[START Entries supplied]

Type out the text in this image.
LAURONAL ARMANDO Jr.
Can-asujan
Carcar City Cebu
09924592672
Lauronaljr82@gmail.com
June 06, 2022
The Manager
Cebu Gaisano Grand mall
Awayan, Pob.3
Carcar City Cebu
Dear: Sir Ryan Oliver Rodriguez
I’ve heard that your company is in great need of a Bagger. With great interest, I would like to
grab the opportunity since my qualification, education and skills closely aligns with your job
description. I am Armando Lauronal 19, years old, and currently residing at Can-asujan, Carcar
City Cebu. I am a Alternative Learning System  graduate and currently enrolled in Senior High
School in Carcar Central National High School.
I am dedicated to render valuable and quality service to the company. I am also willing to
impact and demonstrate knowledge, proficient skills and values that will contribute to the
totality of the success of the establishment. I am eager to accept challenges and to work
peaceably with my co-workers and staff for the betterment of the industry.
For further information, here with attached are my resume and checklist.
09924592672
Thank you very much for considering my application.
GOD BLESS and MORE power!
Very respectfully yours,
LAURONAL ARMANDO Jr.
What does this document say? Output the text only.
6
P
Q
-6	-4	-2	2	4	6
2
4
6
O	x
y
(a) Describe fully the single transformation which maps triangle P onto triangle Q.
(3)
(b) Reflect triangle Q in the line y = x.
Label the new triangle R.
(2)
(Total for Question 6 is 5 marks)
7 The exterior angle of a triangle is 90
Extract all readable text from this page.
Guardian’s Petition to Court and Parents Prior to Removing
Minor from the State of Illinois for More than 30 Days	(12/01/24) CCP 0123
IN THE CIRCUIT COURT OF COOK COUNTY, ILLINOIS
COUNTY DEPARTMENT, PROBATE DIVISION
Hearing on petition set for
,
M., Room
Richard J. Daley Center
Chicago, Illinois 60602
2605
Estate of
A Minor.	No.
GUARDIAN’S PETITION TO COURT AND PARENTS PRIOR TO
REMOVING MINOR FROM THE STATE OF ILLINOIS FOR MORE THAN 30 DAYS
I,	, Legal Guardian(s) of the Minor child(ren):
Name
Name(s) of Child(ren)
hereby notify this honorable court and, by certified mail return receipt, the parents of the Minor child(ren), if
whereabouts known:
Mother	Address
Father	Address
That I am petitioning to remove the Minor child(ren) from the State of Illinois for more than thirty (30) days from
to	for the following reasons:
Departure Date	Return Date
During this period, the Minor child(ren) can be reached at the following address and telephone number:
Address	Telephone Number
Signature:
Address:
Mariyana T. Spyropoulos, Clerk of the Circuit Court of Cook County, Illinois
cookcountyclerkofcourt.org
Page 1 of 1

[END Entries supplied]

What the task asks - Report the number of lines that include the string "triangle"; return nothing but the count.

Problem solution - 4